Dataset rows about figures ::
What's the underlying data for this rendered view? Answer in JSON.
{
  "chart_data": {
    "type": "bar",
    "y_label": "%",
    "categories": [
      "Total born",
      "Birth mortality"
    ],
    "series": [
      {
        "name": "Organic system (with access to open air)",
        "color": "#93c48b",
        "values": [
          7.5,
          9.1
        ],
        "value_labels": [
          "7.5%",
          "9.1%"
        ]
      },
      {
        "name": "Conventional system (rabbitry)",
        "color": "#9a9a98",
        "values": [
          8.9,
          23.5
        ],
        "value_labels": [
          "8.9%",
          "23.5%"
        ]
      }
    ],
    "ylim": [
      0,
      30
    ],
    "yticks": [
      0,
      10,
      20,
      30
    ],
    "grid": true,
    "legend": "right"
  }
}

Work to complete :: Give back all the records exactly as they stand.

Answer to the problem ::
What's the underlying data for this rendered view? Answer in JSON.
{
  "chart_data": {
    "type": "bar",
    "y_label": "%",
    "categories": [
      "Total born",
      "Birth mortality"
    ],
    "series": [
      {
        "name": "Organic system (with access to open air)",
        "color": "#93c48b",
        "values": [
          7.5,
          9.1
        ],
        "value_labels": [
          "7.5%",
          "9.1%"
        ]
      },
      {
        "name": "Conventional system (rabbitry)",
        "color": "#9a9a98",
        "values": [
          8.9,
          23.5
        ],
        "value_labels": [
          "8.9%",
          "23.5%"
        ]
      }
    ],
    "ylim": [
      0,
      30
    ],
    "yticks": [
      0,
      10,
      20,
      30
    ],
    "grid": true,
    "legend": "right"
  }
}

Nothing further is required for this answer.